WHAT THIS TASK INVOLVES – Show each line from the listing that includes the word "color".

THE INPUT –
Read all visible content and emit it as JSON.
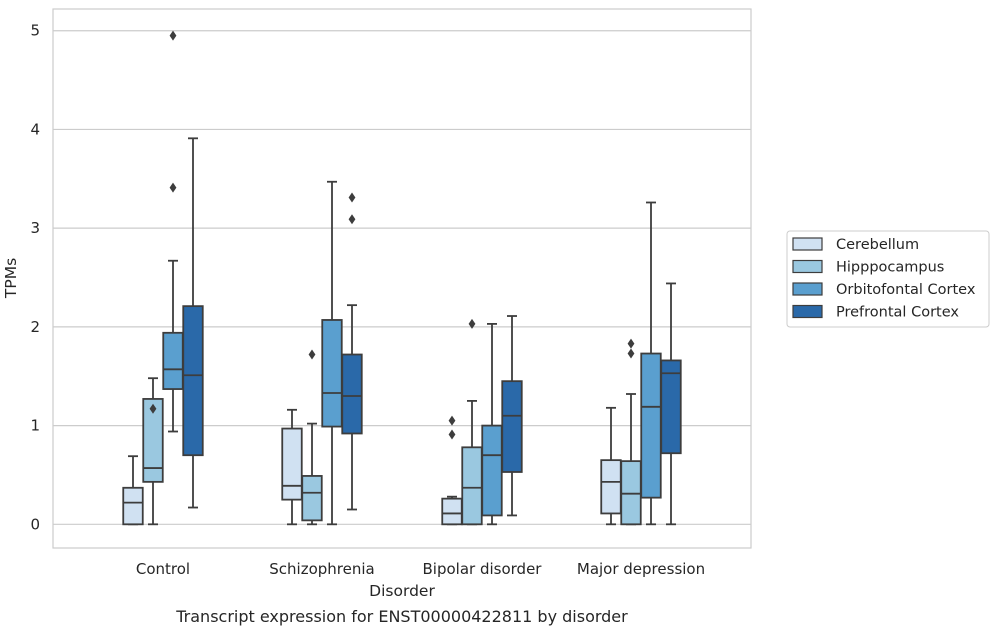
{
  "chart_data": {
    "type": "box",
    "caption": "Transcript expression for ENST00000422811 by disorder",
    "xlabel": "Disorder",
    "ylabel": "TPMs",
    "ylim": [
      -0.24,
      5.22
    ],
    "yticks": [
      0,
      1,
      2,
      3,
      4,
      5
    ],
    "grid": "horizontal",
    "legend_position": "right",
    "categories": [
      "Control",
      "Schizophrenia",
      "Bipolar disorder",
      "Major depression"
    ],
    "series": [
      {
        "name": "Cerebellum",
        "color": "#d0e1f2",
        "boxes": [
          {
            "whisker_low": 0.0,
            "q1": 0.0,
            "median": 0.22,
            "q3": 0.37,
            "whisker_high": 0.69,
            "outliers": []
          },
          {
            "whisker_low": 0.0,
            "q1": 0.25,
            "median": 0.39,
            "q3": 0.97,
            "whisker_high": 1.16,
            "outliers": []
          },
          {
            "whisker_low": 0.0,
            "q1": 0.0,
            "median": 0.11,
            "q3": 0.26,
            "whisker_high": 0.28,
            "outliers": [
              0.91,
              1.05
            ]
          },
          {
            "whisker_low": 0.0,
            "q1": 0.11,
            "median": 0.43,
            "q3": 0.65,
            "whisker_high": 1.18,
            "outliers": []
          }
        ]
      },
      {
        "name": "Hipppocampus",
        "color": "#9ac8e0",
        "boxes": [
          {
            "whisker_low": 0.0,
            "q1": 0.43,
            "median": 0.57,
            "q3": 1.27,
            "whisker_high": 1.48,
            "outliers": [
              1.17
            ]
          },
          {
            "whisker_low": 0.0,
            "q1": 0.04,
            "median": 0.32,
            "q3": 0.49,
            "whisker_high": 1.02,
            "outliers": [
              1.72
            ]
          },
          {
            "whisker_low": 0.0,
            "q1": 0.0,
            "median": 0.37,
            "q3": 0.78,
            "whisker_high": 1.25,
            "outliers": [
              2.03
            ]
          },
          {
            "whisker_low": 0.0,
            "q1": 0.0,
            "median": 0.31,
            "q3": 0.64,
            "whisker_high": 1.32,
            "outliers": [
              1.73,
              1.83
            ]
          }
        ]
      },
      {
        "name": "Orbitofontal Cortex",
        "color": "#5a9fcf",
        "boxes": [
          {
            "whisker_low": 0.94,
            "q1": 1.37,
            "median": 1.57,
            "q3": 1.94,
            "whisker_high": 2.67,
            "outliers": [
              3.41,
              4.95
            ]
          },
          {
            "whisker_low": 0.0,
            "q1": 0.99,
            "median": 1.33,
            "q3": 2.07,
            "whisker_high": 3.47,
            "outliers": []
          },
          {
            "whisker_low": 0.0,
            "q1": 0.09,
            "median": 0.7,
            "q3": 1.0,
            "whisker_high": 2.03,
            "outliers": []
          },
          {
            "whisker_low": 0.0,
            "q1": 0.27,
            "median": 1.19,
            "q3": 1.73,
            "whisker_high": 3.26,
            "outliers": []
          }
        ]
      },
      {
        "name": "Prefrontal Cortex",
        "color": "#2a69a9",
        "boxes": [
          {
            "whisker_low": 0.17,
            "q1": 0.7,
            "median": 1.51,
            "q3": 2.21,
            "whisker_high": 3.91,
            "outliers": []
          },
          {
            "whisker_low": 0.15,
            "q1": 0.92,
            "median": 1.3,
            "q3": 1.72,
            "whisker_high": 2.22,
            "outliers": [
              3.09,
              3.31
            ]
          },
          {
            "whisker_low": 0.09,
            "q1": 0.53,
            "median": 1.1,
            "q3": 1.45,
            "whisker_high": 2.11,
            "outliers": []
          },
          {
            "whisker_low": 0.0,
            "q1": 0.72,
            "median": 1.53,
            "q3": 1.66,
            "whisker_high": 2.44,
            "outliers": []
          }
        ]
      }
    ]
  }
}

COMPLETE RESPONSE –
        "color": "#d0e1f2",
        "color": "#9ac8e0",
        "color": "#5a9fcf",
        "color": "#2a69a9",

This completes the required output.